**Instructions for the task**
Below is a block of records; return all of them exactly, but without the images.

Data entries for graphics:
++++++++++++++++++++

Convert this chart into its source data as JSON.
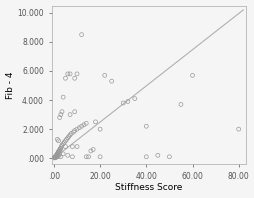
{
  "title": "",
  "xlabel": "Stiffness Score",
  "ylabel": "Fib - 4",
  "xlim": [
    -1,
    83
  ],
  "ylim": [
    -0.4,
    10.5
  ],
  "xticks": [
    0.0,
    20.0,
    40.0,
    60.0,
    80.0
  ],
  "yticks": [
    0.0,
    2.0,
    4.0,
    6.0,
    8.0,
    10.0
  ],
  "xtick_labels": [
    ".00",
    "20.00",
    "40.00",
    "60.00",
    "80.00"
  ],
  "ytick_labels": [
    ".000",
    "2.000",
    "4.000",
    "6.000",
    "8.000",
    "10.000"
  ],
  "scatter_facecolor": "none",
  "scatter_edge_color": "#999999",
  "line_color": "#b0b0b0",
  "background_color": "#f5f5f5",
  "points": [
    [
      0.2,
      0.02
    ],
    [
      0.3,
      0.05
    ],
    [
      0.4,
      0.08
    ],
    [
      0.5,
      0.03
    ],
    [
      0.6,
      0.1
    ],
    [
      0.7,
      0.12
    ],
    [
      0.8,
      0.07
    ],
    [
      0.9,
      0.15
    ],
    [
      1.0,
      0.2
    ],
    [
      1.1,
      0.18
    ],
    [
      1.2,
      0.08
    ],
    [
      1.3,
      0.25
    ],
    [
      1.4,
      0.1
    ],
    [
      1.5,
      0.3
    ],
    [
      1.6,
      0.22
    ],
    [
      1.7,
      0.35
    ],
    [
      1.8,
      0.4
    ],
    [
      2.0,
      0.15
    ],
    [
      2.0,
      0.45
    ],
    [
      2.2,
      0.5
    ],
    [
      2.4,
      0.55
    ],
    [
      2.5,
      0.28
    ],
    [
      2.6,
      0.6
    ],
    [
      2.8,
      0.65
    ],
    [
      3.0,
      0.7
    ],
    [
      3.0,
      0.1
    ],
    [
      3.2,
      0.8
    ],
    [
      3.5,
      0.9
    ],
    [
      4.0,
      1.0
    ],
    [
      4.5,
      1.1
    ],
    [
      5.0,
      1.2
    ],
    [
      5.5,
      1.3
    ],
    [
      6.0,
      1.4
    ],
    [
      6.5,
      1.5
    ],
    [
      7.0,
      1.6
    ],
    [
      7.5,
      1.7
    ],
    [
      8.0,
      0.8
    ],
    [
      8.5,
      1.8
    ],
    [
      9.0,
      1.9
    ],
    [
      10.0,
      2.0
    ],
    [
      10.0,
      0.8
    ],
    [
      11.0,
      2.1
    ],
    [
      12.0,
      2.2
    ],
    [
      13.0,
      2.3
    ],
    [
      14.0,
      2.4
    ],
    [
      14.0,
      0.1
    ],
    [
      15.0,
      0.1
    ],
    [
      16.0,
      0.5
    ],
    [
      17.0,
      0.6
    ],
    [
      18.0,
      2.5
    ],
    [
      20.0,
      2.0
    ],
    [
      20.0,
      0.1
    ],
    [
      3.0,
      3.0
    ],
    [
      4.0,
      4.2
    ],
    [
      5.0,
      5.5
    ],
    [
      6.0,
      5.8
    ],
    [
      7.0,
      5.8
    ],
    [
      9.0,
      5.5
    ],
    [
      10.0,
      5.8
    ],
    [
      2.0,
      1.2
    ],
    [
      1.5,
      1.3
    ],
    [
      2.5,
      2.8
    ],
    [
      3.5,
      3.2
    ],
    [
      4.0,
      0.3
    ],
    [
      5.0,
      0.8
    ],
    [
      6.0,
      0.2
    ],
    [
      7.0,
      3.0
    ],
    [
      8.0,
      0.1
    ],
    [
      9.0,
      3.2
    ],
    [
      12.0,
      8.5
    ],
    [
      22.0,
      5.7
    ],
    [
      25.0,
      5.3
    ],
    [
      30.0,
      3.8
    ],
    [
      32.0,
      3.9
    ],
    [
      35.0,
      4.1
    ],
    [
      40.0,
      2.2
    ],
    [
      40.0,
      0.1
    ],
    [
      45.0,
      0.2
    ],
    [
      50.0,
      0.1
    ],
    [
      55.0,
      3.7
    ],
    [
      60.0,
      5.7
    ],
    [
      80.0,
      2.0
    ]
  ],
  "line_x": [
    0,
    82
  ],
  "line_y": [
    0,
    10.2
  ]
}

++++++++++++++++++++

**Response**
Convert this chart into its source data as JSON.
{
  "title": "",
  "xlabel": "Stiffness Score",
  "ylabel": "Fib - 4",
  "xlim": [
    -1,
    83
  ],
  "ylim": [
    -0.4,
    10.5
  ],
  "xticks": [
    0.0,
    20.0,
    40.0,
    60.0,
    80.0
  ],
  "yticks": [
    0.0,
    2.0,
    4.0,
    6.0,
    8.0,
    10.0
  ],
  "xtick_labels": [
    ".00",
    "20.00",
    "40.00",
    "60.00",
    "80.00"
  ],
  "ytick_labels": [
    ".000",
    "2.000",
    "4.000",
    "6.000",
    "8.000",
    "10.000"
  ],
  "scatter_facecolor": "none",
  "scatter_edge_color": "#999999",
  "line_color": "#b0b0b0",
  "background_color": "#f5f5f5",
  "points": [
    [
      0.2,
      0.02
    ],
    [
      0.3,
      0.05
    ],
    [
      0.4,
      0.08
    ],
    [
      0.5,
      0.03
    ],
    [
      0.6,
      0.1
    ],
    [
      0.7,
      0.12
    ],
    [
      0.8,
      0.07
    ],
    [
      0.9,
      0.15
    ],
    [
      1.0,
      0.2
    ],
    [
      1.1,
      0.18
    ],
    [
      1.2,
      0.08
    ],
    [
      1.3,
      0.25
    ],
    [
      1.4,
      0.1
    ],
    [
      1.5,
      0.3
    ],
    [
      1.6,
      0.22
    ],
    [
      1.7,
      0.35
    ],
    [
      1.8,
      0.4
    ],
    [
      2.0,
      0.15
    ],
    [
      2.0,
      0.45
    ],
    [
      2.2,
      0.5
    ],
    [
      2.4,
      0.55
    ],
    [
      2.5,
      0.28
    ],
    [
      2.6,
      0.6
    ],
    [
      2.8,
      0.65
    ],
    [
      3.0,
      0.7
    ],
    [
      3.0,
      0.1
    ],
    [
      3.2,
      0.8
    ],
    [
      3.5,
      0.9
    ],
    [
      4.0,
      1.0
    ],
    [
      4.5,
      1.1
    ],
    [
      5.0,
      1.2
    ],
    [
      5.5,
      1.3
    ],
    [
      6.0,
      1.4
    ],
    [
      6.5,
      1.5
    ],
    [
      7.0,
      1.6
    ],
    [
      7.5,
      1.7
    ],
    [
      8.0,
      0.8
    ],
    [
      8.5,
      1.8
    ],
    [
      9.0,
      1.9
    ],
    [
      10.0,
      2.0
    ],
    [
      10.0,
      0.8
    ],
    [
      11.0,
      2.1
    ],
    [
      12.0,
      2.2
    ],
    [
      13.0,
      2.3
    ],
    [
      14.0,
      2.4
    ],
    [
      14.0,
      0.1
    ],
    [
      15.0,
      0.1
    ],
    [
      16.0,
      0.5
    ],
    [
      17.0,
      0.6
    ],
    [
      18.0,
      2.5
    ],
    [
      20.0,
      2.0
    ],
    [
      20.0,
      0.1
    ],
    [
      3.0,
      3.0
    ],
    [
      4.0,
      4.2
    ],
    [
      5.0,
      5.5
    ],
    [
      6.0,
      5.8
    ],
    [
      7.0,
      5.8
    ],
    [
      9.0,
      5.5
    ],
    [
      10.0,
      5.8
    ],
    [
      2.0,
      1.2
    ],
    [
      1.5,
      1.3
    ],
    [
      2.5,
      2.8
    ],
    [
      3.5,
      3.2
    ],
    [
      4.0,
      0.3
    ],
    [
      5.0,
      0.8
    ],
    [
      6.0,
      0.2
    ],
    [
      7.0,
      3.0
    ],
    [
      8.0,
      0.1
    ],
    [
      9.0,
      3.2
    ],
    [
      12.0,
      8.5
    ],
    [
      22.0,
      5.7
    ],
    [
      25.0,
      5.3
    ],
    [
      30.0,
      3.8
    ],
    [
      32.0,
      3.9
    ],
    [
      35.0,
      4.1
    ],
    [
      40.0,
      2.2
    ],
    [
      40.0,
      0.1
    ],
    [
      45.0,
      0.2
    ],
    [
      50.0,
      0.1
    ],
    [
      55.0,
      3.7
    ],
    [
      60.0,
      5.7
    ],
    [
      80.0,
      2.0
    ]
  ],
  "line_x": [
    0,
    82
  ],
  "line_y": [
    0,
    10.2
  ]
}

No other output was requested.